> [TEXT SHOWN]
I have plenty of mates who call me a prick and worse all the time, and who slag off my love of superhero comics as being retarded, but they're still my mates and you know why?  Because I am an adult.  I I suppose I could get angry at them for daring to say such things about my favorite toys and go huff in the corner instead, or run my mouth off to other people saying my mates liked rape a bit too much for my liking and were probably nonces too, but then I really would be the mentally-retarded prick they were accusing me of being.

I would have thought by now that it was clear when Moore speaks of "comics" in the western mainstream sense he is deliberately winding up that section of comics creators and fandom that takes itself far too seriously, in the same way that those Mohammad cartoons infuriate the vocal arseholes who deserve to have what they cherish ridiculed while regular well-balanced Muslims just get on with their day.  Further to that, I'd really like to believe that his trying to appropriate the visual hook of Occupy is an attempt to infuriate the makers and fans of the film from which the V merchandise derives, but chances are he's just not talking about David Lloyd today because he's got Alan to sell.  As TB points out, he's ahead of everyone else in terms of sharing the honeypot with his creators to the point that only Dave Gibbons is credited on the Watchmen movie.

> [PROBLEMS TO SOLVE]
1. Repeat the passage on Alan Moore and comics fandom, starting at the words "I would have" and stopping after "the Watchmen movie.".
2. Pick up the passage on Alan Moore and comics fandom after its last sentence and keep it going.

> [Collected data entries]
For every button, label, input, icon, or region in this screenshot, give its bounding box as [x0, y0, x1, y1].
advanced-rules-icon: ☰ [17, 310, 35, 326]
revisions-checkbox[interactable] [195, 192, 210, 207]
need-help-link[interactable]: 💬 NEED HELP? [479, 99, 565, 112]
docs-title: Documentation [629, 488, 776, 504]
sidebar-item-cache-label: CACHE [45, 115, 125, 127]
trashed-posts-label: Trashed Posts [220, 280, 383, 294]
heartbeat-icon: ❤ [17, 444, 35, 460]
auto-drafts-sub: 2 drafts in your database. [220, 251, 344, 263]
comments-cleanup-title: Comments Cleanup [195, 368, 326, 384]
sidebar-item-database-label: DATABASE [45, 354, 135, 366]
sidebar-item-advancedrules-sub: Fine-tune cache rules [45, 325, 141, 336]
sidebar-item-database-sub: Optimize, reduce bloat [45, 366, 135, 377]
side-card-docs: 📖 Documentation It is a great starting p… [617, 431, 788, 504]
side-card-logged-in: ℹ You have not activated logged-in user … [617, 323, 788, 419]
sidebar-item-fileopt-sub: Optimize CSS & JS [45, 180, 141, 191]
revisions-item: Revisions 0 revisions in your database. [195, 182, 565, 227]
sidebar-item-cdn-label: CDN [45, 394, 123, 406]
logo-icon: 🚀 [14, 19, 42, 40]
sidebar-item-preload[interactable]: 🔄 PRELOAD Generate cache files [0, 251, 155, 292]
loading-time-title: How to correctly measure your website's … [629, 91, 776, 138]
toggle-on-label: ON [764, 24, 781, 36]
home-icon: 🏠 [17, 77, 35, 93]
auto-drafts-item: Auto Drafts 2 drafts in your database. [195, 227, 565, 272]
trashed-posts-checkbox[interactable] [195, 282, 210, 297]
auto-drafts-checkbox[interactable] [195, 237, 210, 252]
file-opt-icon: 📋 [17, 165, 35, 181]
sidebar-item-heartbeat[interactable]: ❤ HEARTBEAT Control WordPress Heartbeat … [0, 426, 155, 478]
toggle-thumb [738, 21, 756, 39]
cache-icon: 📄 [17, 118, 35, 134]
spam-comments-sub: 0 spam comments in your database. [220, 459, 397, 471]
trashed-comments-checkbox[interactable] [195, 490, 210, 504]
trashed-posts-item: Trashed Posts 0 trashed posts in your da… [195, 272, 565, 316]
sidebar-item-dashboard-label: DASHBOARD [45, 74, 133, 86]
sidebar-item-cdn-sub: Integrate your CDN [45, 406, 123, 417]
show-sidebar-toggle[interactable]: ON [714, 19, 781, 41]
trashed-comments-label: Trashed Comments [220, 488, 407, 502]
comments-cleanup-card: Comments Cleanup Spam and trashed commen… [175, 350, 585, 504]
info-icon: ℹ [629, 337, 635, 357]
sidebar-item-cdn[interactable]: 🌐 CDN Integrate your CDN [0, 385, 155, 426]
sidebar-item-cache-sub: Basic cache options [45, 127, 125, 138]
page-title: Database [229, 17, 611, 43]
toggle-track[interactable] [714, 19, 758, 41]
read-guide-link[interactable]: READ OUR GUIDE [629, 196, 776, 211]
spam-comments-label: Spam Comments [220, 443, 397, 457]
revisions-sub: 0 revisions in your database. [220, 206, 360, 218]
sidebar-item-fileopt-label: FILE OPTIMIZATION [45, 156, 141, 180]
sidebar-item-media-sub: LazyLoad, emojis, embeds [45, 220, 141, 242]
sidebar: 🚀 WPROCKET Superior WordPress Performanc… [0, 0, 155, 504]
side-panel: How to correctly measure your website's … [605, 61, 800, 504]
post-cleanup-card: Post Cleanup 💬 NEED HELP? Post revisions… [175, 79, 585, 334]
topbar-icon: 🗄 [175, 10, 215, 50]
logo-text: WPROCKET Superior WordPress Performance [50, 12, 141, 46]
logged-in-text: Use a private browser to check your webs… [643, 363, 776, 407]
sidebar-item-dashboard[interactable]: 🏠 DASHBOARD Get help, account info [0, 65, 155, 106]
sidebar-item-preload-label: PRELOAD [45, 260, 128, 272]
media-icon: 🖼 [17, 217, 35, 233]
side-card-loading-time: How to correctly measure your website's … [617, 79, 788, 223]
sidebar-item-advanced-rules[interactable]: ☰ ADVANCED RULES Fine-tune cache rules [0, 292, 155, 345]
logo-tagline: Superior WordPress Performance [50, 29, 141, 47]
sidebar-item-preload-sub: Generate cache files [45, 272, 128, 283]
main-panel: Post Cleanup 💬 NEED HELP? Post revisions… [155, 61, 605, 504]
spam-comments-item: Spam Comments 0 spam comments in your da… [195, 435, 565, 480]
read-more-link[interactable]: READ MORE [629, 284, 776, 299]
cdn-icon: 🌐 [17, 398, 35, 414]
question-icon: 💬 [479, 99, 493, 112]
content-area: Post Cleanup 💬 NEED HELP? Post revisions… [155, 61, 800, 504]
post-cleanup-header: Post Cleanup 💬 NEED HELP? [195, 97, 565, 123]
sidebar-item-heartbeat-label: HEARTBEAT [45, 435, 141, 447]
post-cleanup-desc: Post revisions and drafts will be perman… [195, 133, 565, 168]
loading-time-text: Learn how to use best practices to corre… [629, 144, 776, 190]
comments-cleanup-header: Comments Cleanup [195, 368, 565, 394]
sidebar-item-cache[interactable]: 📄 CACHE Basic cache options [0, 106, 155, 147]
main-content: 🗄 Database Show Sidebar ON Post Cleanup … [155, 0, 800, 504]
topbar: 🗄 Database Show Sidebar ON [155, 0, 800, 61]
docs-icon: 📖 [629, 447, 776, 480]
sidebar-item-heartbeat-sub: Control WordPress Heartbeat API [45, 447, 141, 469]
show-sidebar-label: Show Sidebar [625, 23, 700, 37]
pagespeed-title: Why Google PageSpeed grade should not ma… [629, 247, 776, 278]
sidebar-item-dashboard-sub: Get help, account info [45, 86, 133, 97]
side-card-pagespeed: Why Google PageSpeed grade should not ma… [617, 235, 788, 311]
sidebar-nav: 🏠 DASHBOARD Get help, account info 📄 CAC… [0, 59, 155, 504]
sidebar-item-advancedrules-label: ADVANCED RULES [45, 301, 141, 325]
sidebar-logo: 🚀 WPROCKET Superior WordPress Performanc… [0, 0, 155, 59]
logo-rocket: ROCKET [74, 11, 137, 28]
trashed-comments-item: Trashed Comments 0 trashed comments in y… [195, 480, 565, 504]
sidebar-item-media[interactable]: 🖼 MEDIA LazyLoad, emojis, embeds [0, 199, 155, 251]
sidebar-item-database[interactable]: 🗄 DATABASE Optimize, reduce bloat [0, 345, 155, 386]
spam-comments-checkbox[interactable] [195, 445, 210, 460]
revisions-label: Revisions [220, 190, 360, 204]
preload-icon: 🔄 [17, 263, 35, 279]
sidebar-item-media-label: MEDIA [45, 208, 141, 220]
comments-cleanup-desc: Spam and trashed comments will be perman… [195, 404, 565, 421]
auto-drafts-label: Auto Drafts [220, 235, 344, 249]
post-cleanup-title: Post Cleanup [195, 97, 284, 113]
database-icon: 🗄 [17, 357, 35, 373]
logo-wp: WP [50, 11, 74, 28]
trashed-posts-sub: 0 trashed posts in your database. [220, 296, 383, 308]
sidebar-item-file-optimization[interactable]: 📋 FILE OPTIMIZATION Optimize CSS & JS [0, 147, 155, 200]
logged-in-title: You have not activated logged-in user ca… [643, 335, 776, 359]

> [RESPONSES BY ITEM NUMBER]
1.
I would have thought by now that it was clear when Moore speaks of "comics" in the western mainstream sense he is deliberately winding up that section of comics creators and fandom that takes itself far too seriously, in the same way that those Mohammad cartoons infuriate the vocal arseholes who deserve to have what they cherish ridiculed while regular well-balanced Muslims just get on with their day.  Further to that, I'd really like to believe that his trying to appropriate the visual hook of Occupy is an attempt to infuriate the makers and fans of the film from which the V merchandise derives, but chances are he's just not talking about David Lloyd today because he's got Alan to sell.  As TB points out, he's ahead of everyone else in terms of sharing the honeypot with his creators to the point that only Dave Gibbons is credited on the Watchmen movie.

2.
TordelBack

Quote from: The Adventurer on 11 September, 2013, 10:59:13 AM
I wonder if Moore's read Naoki Urasawa's Pluto or 20th Century Boys. Probably not, which is unfortunate because I feel Urasawa is the modern Alan Moore.

Not sure I'd go that far (I sense a lack of advance plotting in his work that by contrast is always there with Moore), but you're right - it's hard to see how even the Magus could have read 20th Century Boys and still say nothing much good has happened in comics.

Frank

Quote from: Proudhuff on 11 September, 2013, 10:38:15 AM
Re: Alan Moore thinks you're a prick! Er no he doesn't, well on this subject at least, but that's probably because I agree with his thoughts about the men in tights stuff

His point was about grown men reading the same "concepts and characters and stories that were written to entertain the 12 year old boys of 50 years ago". I'm not sure you or I can absolve ourselves of that sin, Proudhuff. I'll give Wagner's Dredd work a pass, since it's as much an authored piece of evolving serially published fiction as anything Dickens wrote, but when most other folk write the strip it's difficult to see the line between it and any other corporate owned intellectual property.

Mills's resurrection of Savage and Flesh are specifically appealing to reader nostalgia, but most other 2000ad strips running today are new creations specific to the writer/artist who devised them and are wound up when the creators move on. Yet even something as wonderful as the most recent series of The Ten Seconders is trading in part on a yearning for the Silver Age of youth. Trying to navigate through this argument produces a mess of very interesting contradictions.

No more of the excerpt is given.